GIVEN RECORDS:
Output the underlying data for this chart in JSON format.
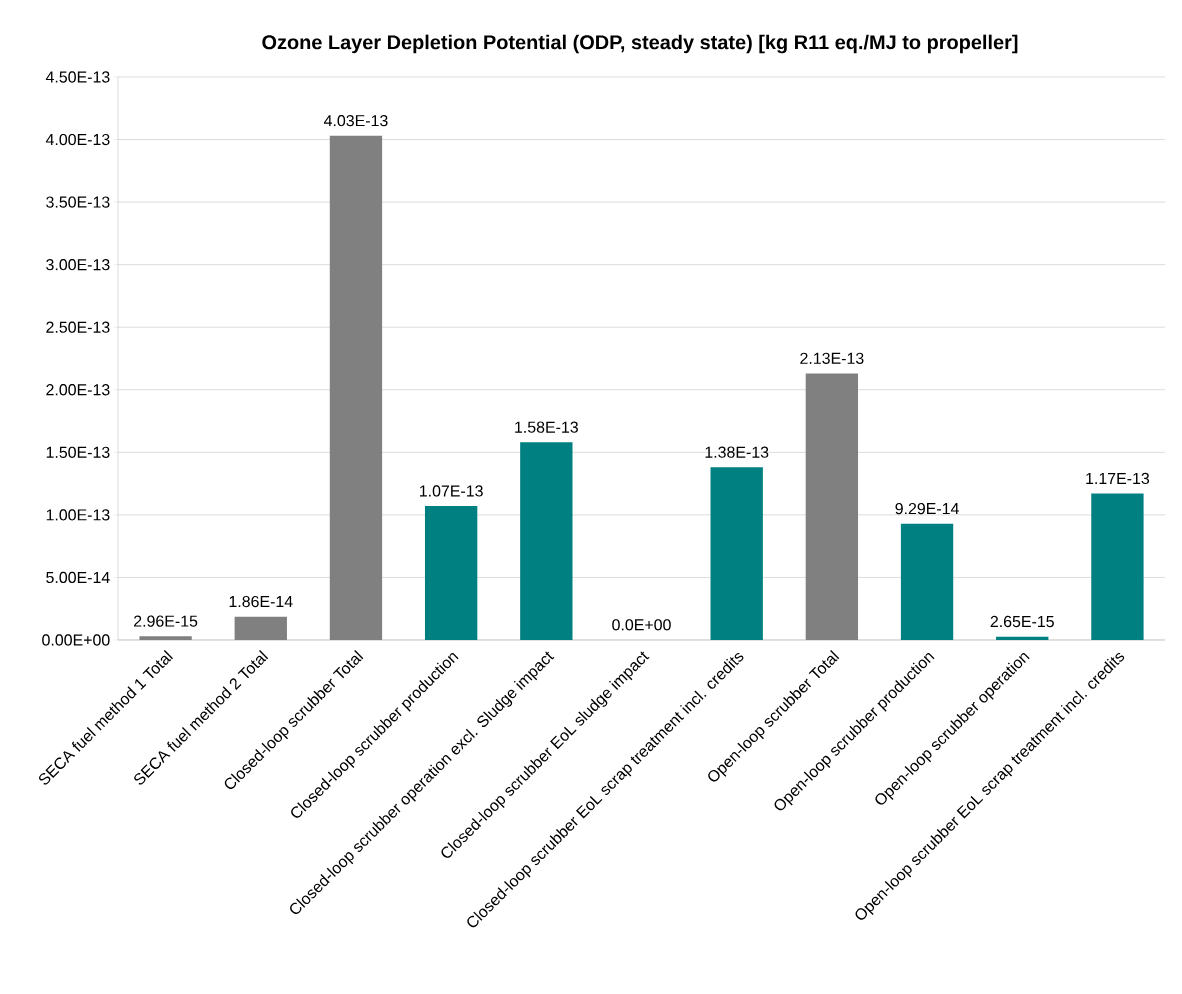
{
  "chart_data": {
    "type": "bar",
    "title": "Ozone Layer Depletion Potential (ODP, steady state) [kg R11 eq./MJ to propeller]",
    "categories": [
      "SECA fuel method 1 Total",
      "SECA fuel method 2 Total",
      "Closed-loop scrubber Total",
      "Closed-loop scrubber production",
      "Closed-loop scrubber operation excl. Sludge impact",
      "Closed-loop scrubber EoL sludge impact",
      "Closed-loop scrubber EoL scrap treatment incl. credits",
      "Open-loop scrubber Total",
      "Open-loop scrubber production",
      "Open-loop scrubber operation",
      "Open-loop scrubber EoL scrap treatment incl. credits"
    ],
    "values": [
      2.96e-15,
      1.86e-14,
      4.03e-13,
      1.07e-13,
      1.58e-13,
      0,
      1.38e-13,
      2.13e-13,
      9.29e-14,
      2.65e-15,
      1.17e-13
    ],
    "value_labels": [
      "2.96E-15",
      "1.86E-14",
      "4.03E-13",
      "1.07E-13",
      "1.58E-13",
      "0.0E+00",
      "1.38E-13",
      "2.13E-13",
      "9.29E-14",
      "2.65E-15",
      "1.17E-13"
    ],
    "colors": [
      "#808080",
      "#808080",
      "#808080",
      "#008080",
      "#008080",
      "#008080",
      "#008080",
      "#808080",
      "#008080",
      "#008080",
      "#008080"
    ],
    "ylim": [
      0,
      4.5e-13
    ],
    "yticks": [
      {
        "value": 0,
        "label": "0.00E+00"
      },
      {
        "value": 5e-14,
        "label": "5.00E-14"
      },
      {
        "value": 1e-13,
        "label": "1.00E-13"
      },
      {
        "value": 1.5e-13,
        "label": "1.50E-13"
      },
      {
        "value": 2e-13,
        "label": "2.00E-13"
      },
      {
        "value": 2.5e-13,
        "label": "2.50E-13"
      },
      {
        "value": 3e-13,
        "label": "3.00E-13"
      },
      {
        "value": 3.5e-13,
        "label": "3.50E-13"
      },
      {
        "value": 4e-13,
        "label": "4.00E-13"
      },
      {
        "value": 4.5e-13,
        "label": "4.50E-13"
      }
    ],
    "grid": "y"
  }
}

==

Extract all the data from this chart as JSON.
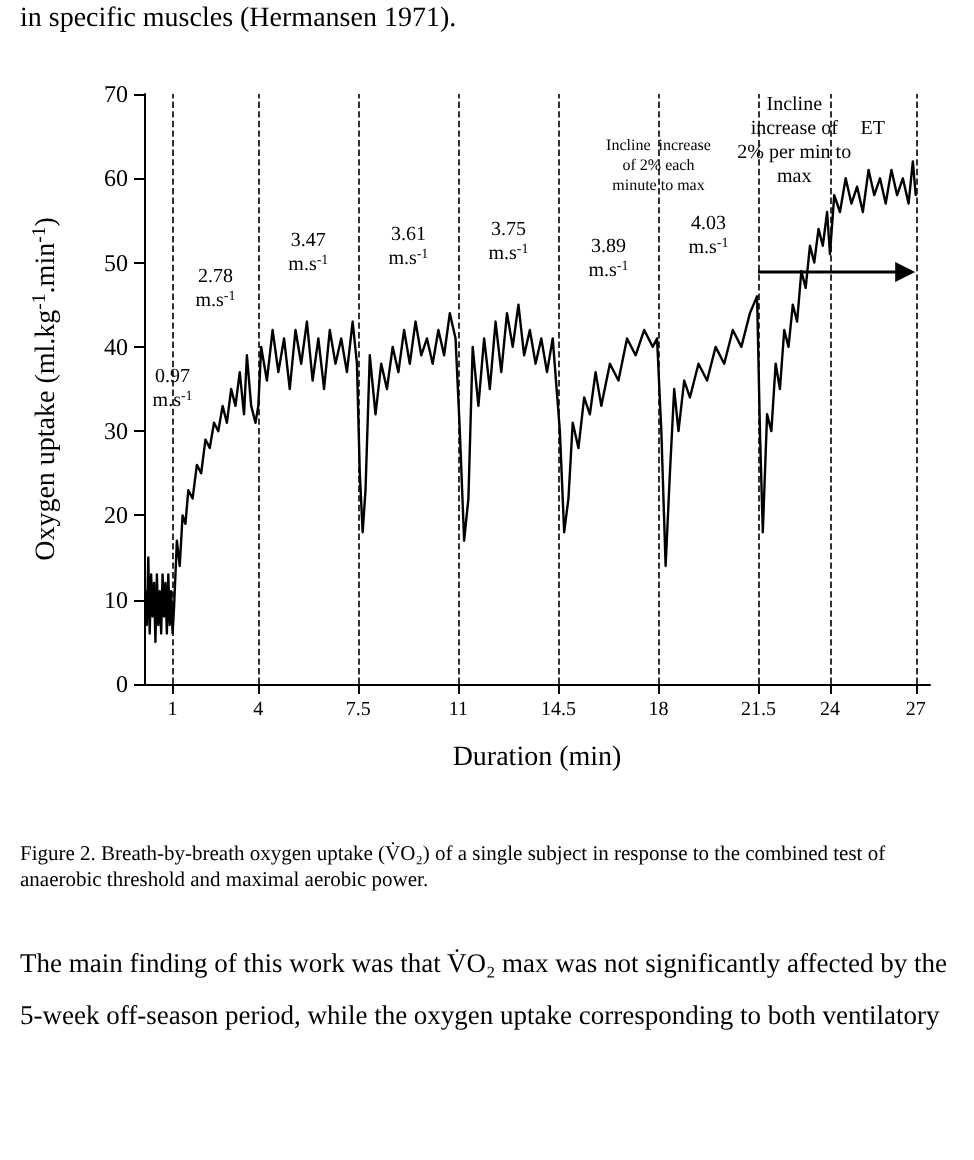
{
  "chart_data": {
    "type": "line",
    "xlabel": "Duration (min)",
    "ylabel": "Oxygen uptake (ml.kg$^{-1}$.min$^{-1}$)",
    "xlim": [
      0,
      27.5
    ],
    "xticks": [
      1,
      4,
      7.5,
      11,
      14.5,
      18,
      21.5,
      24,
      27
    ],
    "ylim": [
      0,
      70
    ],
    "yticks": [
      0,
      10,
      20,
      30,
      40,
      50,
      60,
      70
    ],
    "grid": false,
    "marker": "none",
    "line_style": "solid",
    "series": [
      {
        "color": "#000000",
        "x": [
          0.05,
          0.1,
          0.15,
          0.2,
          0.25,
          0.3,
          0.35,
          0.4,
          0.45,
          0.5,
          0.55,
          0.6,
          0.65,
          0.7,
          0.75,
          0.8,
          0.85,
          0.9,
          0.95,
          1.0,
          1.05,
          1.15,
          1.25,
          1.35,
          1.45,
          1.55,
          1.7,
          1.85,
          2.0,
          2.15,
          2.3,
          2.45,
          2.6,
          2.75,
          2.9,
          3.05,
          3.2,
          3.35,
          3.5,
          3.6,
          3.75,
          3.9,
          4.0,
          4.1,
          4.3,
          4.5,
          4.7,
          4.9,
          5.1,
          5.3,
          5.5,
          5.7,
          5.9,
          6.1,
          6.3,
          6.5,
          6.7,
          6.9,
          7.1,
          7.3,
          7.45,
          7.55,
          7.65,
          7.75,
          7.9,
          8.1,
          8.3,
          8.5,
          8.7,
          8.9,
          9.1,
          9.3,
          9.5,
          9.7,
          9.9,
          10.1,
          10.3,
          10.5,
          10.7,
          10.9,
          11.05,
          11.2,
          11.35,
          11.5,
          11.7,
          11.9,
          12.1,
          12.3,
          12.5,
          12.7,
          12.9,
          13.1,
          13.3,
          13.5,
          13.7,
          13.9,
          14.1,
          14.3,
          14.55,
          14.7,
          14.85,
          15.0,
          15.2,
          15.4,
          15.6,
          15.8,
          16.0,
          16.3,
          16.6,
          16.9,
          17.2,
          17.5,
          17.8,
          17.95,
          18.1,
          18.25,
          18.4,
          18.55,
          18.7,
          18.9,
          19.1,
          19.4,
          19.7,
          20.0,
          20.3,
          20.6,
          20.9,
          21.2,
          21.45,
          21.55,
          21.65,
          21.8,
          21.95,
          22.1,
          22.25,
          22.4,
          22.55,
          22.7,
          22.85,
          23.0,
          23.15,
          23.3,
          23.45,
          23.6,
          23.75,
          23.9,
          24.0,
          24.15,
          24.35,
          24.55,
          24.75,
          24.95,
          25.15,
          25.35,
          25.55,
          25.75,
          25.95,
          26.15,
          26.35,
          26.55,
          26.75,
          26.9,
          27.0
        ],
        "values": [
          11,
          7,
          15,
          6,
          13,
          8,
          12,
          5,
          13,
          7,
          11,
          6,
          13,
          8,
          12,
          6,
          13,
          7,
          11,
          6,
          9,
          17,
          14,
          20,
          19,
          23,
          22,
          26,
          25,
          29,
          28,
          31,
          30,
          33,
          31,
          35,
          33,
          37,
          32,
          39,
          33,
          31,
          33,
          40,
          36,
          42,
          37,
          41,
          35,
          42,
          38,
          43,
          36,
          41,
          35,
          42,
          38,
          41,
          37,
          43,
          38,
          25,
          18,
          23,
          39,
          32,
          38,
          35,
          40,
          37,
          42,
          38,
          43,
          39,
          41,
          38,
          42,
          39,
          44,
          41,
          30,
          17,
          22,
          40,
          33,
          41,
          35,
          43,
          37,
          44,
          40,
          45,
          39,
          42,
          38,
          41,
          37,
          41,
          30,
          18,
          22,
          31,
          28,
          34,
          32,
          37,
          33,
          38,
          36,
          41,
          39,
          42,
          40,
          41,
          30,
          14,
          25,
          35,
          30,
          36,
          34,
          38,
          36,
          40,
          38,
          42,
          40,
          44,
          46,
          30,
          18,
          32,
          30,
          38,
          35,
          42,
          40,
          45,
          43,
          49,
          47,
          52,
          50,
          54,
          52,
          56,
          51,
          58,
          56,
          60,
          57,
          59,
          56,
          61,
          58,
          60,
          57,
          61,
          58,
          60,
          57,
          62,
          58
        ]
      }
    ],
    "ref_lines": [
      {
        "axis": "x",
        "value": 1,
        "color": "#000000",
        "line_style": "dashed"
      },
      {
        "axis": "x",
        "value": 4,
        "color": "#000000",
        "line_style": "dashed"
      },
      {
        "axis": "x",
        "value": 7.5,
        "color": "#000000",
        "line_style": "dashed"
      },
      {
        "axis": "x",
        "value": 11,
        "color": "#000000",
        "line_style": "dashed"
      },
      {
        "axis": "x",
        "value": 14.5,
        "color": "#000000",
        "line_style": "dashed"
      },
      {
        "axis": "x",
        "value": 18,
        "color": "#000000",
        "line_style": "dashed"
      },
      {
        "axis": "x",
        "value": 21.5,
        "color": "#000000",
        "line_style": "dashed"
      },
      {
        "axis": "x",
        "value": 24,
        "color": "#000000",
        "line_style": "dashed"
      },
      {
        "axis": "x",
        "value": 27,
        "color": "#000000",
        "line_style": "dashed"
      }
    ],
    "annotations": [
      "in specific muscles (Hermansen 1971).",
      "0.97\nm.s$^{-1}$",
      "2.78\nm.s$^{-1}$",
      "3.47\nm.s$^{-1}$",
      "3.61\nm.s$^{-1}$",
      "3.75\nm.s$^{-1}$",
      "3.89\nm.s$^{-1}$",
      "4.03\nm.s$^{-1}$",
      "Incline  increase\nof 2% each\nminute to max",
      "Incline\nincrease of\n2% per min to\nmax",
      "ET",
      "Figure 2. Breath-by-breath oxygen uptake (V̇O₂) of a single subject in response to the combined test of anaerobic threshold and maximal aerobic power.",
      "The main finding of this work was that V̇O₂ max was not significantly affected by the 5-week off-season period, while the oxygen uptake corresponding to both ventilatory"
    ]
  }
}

* * *

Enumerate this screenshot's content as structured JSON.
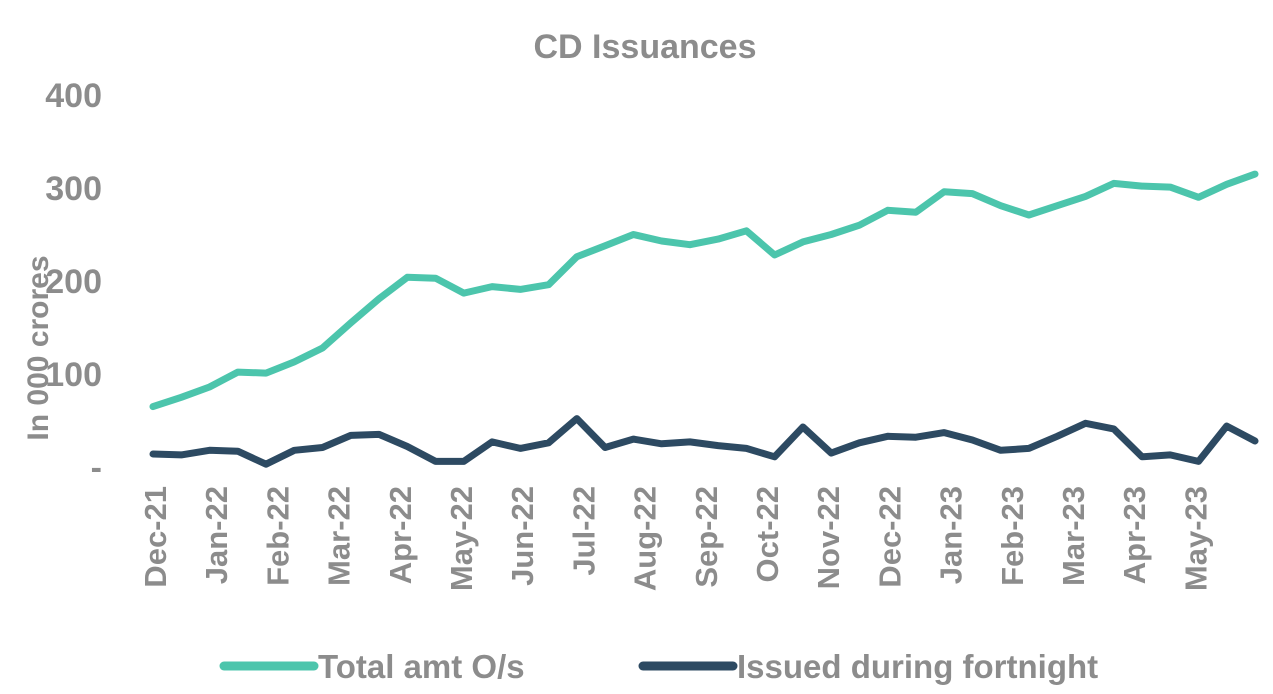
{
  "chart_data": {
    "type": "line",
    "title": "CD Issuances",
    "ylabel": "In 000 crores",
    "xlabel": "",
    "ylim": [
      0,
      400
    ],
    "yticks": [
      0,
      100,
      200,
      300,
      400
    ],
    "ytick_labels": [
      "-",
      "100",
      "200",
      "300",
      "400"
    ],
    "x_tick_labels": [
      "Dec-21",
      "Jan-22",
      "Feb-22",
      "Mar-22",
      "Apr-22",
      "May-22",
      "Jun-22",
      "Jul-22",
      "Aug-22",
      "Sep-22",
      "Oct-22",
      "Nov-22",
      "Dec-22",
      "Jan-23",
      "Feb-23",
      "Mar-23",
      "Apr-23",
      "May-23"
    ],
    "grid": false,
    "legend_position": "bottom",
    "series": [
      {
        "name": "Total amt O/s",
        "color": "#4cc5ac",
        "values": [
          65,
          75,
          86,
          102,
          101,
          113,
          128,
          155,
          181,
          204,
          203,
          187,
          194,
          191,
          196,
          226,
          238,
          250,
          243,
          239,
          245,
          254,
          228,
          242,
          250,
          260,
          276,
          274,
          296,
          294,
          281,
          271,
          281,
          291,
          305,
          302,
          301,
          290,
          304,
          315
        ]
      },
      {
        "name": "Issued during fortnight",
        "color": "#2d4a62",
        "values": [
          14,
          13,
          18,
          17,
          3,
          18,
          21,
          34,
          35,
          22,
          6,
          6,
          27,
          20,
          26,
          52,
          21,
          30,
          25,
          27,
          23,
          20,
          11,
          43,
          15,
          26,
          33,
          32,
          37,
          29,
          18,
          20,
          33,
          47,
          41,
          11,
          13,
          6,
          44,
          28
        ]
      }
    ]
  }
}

PROBLEM DETAILS: Extract from the data every line where "Total" shows up.

COMPLETED EXERCISE:
      "SECA fuel method 1 Total",
      "SECA fuel method 2 Total",
      "Closed-loop scrubber Total",
      "Open-loop scrubber Total",
        "name": "Total amt O/s",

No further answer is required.